_What is expected_
Output all records precisely as written.

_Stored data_

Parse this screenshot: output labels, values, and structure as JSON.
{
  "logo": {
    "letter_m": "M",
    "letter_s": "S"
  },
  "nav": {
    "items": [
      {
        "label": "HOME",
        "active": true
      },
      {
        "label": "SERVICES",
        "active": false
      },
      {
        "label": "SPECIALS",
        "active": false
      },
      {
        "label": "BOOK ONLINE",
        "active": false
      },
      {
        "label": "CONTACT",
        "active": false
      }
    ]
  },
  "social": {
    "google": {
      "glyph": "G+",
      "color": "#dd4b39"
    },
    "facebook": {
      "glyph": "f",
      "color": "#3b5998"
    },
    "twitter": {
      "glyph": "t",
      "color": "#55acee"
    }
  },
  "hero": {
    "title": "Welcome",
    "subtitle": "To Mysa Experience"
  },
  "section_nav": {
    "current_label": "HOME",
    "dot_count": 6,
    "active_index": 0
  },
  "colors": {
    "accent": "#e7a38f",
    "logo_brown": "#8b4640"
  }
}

_Output below_
Parse this screenshot: output labels, values, and structure as JSON.
{
  "logo": {
    "letter_m": "M",
    "letter_s": "S"
  },
  "nav": {
    "items": [
      {
        "label": "HOME",
        "active": true
      },
      {
        "label": "SERVICES",
        "active": false
      },
      {
        "label": "SPECIALS",
        "active": false
      },
      {
        "label": "BOOK ONLINE",
        "active": false
      },
      {
        "label": "CONTACT",
        "active": false
      }
    ]
  },
  "social": {
    "google": {
      "glyph": "G+",
      "color": "#dd4b39"
    },
    "facebook": {
      "glyph": "f",
      "color": "#3b5998"
    },
    "twitter": {
      "glyph": "t",
      "color": "#55acee"
    }
  },
  "hero": {
    "title": "Welcome",
    "subtitle": "To Mysa Experience"
  },
  "section_nav": {
    "current_label": "HOME",
    "dot_count": 6,
    "active_index": 0
  },
  "colors": {
    "accent": "#e7a38f",
    "logo_brown": "#8b4640"
  }
}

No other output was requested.